---- Texte extrait

Soulages et le Danemark – Andrea Rygg Karberg

La commande à Pierre Soulages de l’œuvre mentionnée ci-dessus pour la Maison de la Musique à Aarhus, tient à ce que le Danemark, dès les débuts de son parcours d’artiste, avait adopté Soulages, un soutien qui fut d’une signification inoubliable pour le jeune peintre.

Tout avait commencé lorsque l’historien de l’art Haavard Rostrup s’était rendu à Paris en 1949 pour préparer une grande exposition au Danemark sur ce que l’art français contemporain produisait de meilleur. Au cours de ce séjour, Rostrup vit par hasard la première exposition personnelle de Soulages. Il y passa plusieurs fois – et fut finalement convaincu que ce jeune artiste inconnu devait participer à l’exposition. Aussi Soulages fut-il pour la première fois présenté au public danois, avec deux toiles, lors de cette importante exposition, Couleurs vivantes, que Rostrup organisa à Charlottenborg en 1950. Il y vint énormément de monde, et notamment les jeunes artistes danois qui avaient soif de connaître la nouvelle expression artistique française après les années d’enfermement de l’occupation. Peu après l’ouverture, Mogens Andersen apprit qu’il s’y trouvait des tableaux d’un jeune Français qui avaient certains points communs avec les siens, et les deux artistes allaient ensuite développer une longue amitié.

--------

*Consigne 1*. Renvoyez sans la moindre modification le passage du texte sur Soulages et le Danemark commençant par « Soulages et le » et se terminant par « le jeune peintre. ».
Le texte et les enregistrements n'ont aucun rapport entre eux.

---- Extrait des données

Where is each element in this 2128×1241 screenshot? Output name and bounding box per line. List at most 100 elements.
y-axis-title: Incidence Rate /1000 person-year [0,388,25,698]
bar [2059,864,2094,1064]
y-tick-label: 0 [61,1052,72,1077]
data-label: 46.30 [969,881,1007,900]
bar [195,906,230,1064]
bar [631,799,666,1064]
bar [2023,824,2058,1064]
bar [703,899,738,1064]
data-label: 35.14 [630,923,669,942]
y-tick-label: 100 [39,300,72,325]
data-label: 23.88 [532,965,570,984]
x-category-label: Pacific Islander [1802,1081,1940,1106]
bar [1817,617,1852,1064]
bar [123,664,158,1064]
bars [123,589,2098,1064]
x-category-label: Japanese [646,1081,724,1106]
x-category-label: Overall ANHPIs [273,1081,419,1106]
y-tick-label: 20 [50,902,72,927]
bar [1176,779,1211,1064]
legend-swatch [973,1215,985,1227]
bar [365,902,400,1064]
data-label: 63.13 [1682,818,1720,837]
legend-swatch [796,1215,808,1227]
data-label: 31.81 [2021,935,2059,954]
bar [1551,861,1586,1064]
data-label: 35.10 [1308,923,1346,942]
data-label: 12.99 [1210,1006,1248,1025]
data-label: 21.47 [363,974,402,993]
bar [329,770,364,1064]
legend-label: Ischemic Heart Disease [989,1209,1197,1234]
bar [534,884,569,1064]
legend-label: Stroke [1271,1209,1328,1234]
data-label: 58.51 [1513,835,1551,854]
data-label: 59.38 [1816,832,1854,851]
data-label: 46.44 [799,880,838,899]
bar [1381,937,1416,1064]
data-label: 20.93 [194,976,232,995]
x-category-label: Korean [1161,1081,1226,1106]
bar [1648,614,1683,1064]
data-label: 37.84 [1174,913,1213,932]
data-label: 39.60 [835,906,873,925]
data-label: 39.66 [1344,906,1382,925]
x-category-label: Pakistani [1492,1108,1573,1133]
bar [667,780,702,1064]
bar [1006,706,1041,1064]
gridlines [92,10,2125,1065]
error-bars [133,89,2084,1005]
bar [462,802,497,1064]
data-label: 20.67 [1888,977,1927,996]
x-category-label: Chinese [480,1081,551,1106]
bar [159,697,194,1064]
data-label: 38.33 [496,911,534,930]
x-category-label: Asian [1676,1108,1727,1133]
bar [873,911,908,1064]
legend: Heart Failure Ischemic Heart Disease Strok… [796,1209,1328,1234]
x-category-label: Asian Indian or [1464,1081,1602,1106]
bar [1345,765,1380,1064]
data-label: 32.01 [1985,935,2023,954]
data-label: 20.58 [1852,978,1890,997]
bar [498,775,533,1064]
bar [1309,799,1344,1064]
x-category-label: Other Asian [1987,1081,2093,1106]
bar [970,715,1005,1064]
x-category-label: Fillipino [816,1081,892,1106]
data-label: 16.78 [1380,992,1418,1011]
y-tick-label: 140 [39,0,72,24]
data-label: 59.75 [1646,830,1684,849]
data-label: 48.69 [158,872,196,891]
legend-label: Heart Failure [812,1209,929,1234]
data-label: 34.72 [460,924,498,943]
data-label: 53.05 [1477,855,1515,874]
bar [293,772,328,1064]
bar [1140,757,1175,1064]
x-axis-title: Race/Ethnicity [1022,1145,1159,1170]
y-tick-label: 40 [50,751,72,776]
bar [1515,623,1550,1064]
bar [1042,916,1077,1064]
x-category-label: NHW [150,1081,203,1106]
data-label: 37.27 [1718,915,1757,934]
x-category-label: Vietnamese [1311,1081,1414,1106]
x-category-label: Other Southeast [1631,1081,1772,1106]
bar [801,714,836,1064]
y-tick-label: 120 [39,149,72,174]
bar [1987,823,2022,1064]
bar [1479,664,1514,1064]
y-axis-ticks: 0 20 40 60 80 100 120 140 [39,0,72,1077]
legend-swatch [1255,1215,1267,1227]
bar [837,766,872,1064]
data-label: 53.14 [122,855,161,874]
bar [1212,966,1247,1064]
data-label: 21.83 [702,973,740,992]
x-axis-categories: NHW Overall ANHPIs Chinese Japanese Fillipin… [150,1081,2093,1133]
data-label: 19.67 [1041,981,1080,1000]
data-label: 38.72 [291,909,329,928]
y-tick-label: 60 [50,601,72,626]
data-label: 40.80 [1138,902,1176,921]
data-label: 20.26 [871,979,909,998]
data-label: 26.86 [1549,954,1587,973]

--------

*Consigne 2*. Recopiez à l'identique, s'il vous plaît, les enregistrements en commençant par leur toute première ligne et en terminant par la ligne qui contient « bar [703,899,738,1064] », cette dernière comprise.

*Réponse complète 1*.
Soulages et le Danemark – Andrea Rygg Karberg

La commande à Pierre Soulages de l’œuvre mentionnée ci-dessus pour la Maison de la Musique à Aarhus, tient à ce que le Danemark, dès les débuts de son parcours d’artiste, avait adopté Soulages, un soutien qui fut d’une signification inoubliable pour le jeune peintre.

*Réponse complète 2*.
Where is each element in this 2128×1241 screenshot? Output name and bounding box per line. List at most 100 elements.
y-axis-title: Incidence Rate /1000 person-year [0,388,25,698]
bar [2059,864,2094,1064]
y-tick-label: 0 [61,1052,72,1077]
data-label: 46.30 [969,881,1007,900]
bar [195,906,230,1064]
bar [631,799,666,1064]
bar [2023,824,2058,1064]
bar [703,899,738,1064]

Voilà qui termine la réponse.